> Stored data
■ ■ ■
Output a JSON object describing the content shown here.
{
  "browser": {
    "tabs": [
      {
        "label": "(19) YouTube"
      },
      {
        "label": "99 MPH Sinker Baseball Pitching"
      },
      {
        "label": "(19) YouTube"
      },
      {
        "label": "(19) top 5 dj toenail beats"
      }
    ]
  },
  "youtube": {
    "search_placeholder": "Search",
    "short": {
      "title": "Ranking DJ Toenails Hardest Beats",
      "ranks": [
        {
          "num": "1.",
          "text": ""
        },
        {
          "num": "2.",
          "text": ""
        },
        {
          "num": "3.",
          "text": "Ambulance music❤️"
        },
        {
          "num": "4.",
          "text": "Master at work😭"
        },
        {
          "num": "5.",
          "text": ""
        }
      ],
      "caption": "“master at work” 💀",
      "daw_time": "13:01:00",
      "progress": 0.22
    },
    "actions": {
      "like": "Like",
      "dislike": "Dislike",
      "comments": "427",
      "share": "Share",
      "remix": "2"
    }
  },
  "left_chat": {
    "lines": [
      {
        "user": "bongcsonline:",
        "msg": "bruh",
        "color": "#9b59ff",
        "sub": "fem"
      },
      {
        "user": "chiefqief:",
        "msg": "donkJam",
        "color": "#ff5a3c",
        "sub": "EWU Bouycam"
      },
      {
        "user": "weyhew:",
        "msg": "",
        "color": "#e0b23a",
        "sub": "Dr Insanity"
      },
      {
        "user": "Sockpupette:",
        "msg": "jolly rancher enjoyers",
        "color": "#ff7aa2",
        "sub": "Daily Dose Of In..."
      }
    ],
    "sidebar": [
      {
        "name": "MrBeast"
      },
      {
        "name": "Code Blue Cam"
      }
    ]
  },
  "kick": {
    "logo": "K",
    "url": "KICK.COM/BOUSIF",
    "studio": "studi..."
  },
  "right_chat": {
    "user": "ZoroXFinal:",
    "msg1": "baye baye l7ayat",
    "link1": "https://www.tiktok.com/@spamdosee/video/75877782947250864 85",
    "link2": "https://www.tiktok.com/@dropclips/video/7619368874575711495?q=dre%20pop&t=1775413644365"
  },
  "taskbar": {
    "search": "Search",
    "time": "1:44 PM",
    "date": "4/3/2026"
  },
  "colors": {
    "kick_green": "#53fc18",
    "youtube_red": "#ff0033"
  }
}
■ ■ ■
> DIRECTIVE
Please output every record, keeping each line exact.

> OUTPUT
Output a JSON object describing the content shown here.
{
  "browser": {
    "tabs": [
      {
        "label": "(19) YouTube"
      },
      {
        "label": "99 MPH Sinker Baseball Pitching"
      },
      {
        "label": "(19) YouTube"
      },
      {
        "label": "(19) top 5 dj toenail beats"
      }
    ]
  },
  "youtube": {
    "search_placeholder": "Search",
    "short": {
      "title": "Ranking DJ Toenails Hardest Beats",
      "ranks": [
        {
          "num": "1.",
          "text": ""
        },
        {
          "num": "2.",
          "text": ""
        },
        {
          "num": "3.",
          "text": "Ambulance music❤️"
        },
        {
          "num": "4.",
          "text": "Master at work😭"
        },
        {
          "num": "5.",
          "text": ""
        }
      ],
      "caption": "“master at work” 💀",
      "daw_time": "13:01:00",
      "progress": 0.22
    },
    "actions": {
      "like": "Like",
      "dislike": "Dislike",
      "comments": "427",
      "share": "Share",
      "remix": "2"
    }
  },
  "left_chat": {
    "lines": [
      {
        "user": "bongcsonline:",
        "msg": "bruh",
        "color": "#9b59ff",
        "sub": "fem"
      },
      {
        "user": "chiefqief:",
        "msg": "donkJam",
        "color": "#ff5a3c",
        "sub": "EWU Bouycam"
      },
      {
        "user": "weyhew:",
        "msg": "",
        "color": "#e0b23a",
        "sub": "Dr Insanity"
      },
      {
        "user": "Sockpupette:",
        "msg": "jolly rancher enjoyers",
        "color": "#ff7aa2",
        "sub": "Daily Dose Of In..."
      }
    ],
    "sidebar": [
      {
        "name": "MrBeast"
      },
      {
        "name": "Code Blue Cam"
      }
    ]
  },
  "kick": {
    "logo": "K",
    "url": "KICK.COM/BOUSIF",
    "studio": "studi..."
  },
  "right_chat": {
    "user": "ZoroXFinal:",
    "msg1": "baye baye l7ayat",
    "link1": "https://www.tiktok.com/@spamdosee/video/75877782947250864 85",
    "link2": "https://www.tiktok.com/@dropclips/video/7619368874575711495?q=dre%20pop&t=1775413644365"
  },
  "taskbar": {
    "search": "Search",
    "time": "1:44 PM",
    "date": "4/3/2026"
  },
  "colors": {
    "kick_green": "#53fc18",
    "youtube_red": "#ff0033"
  }
}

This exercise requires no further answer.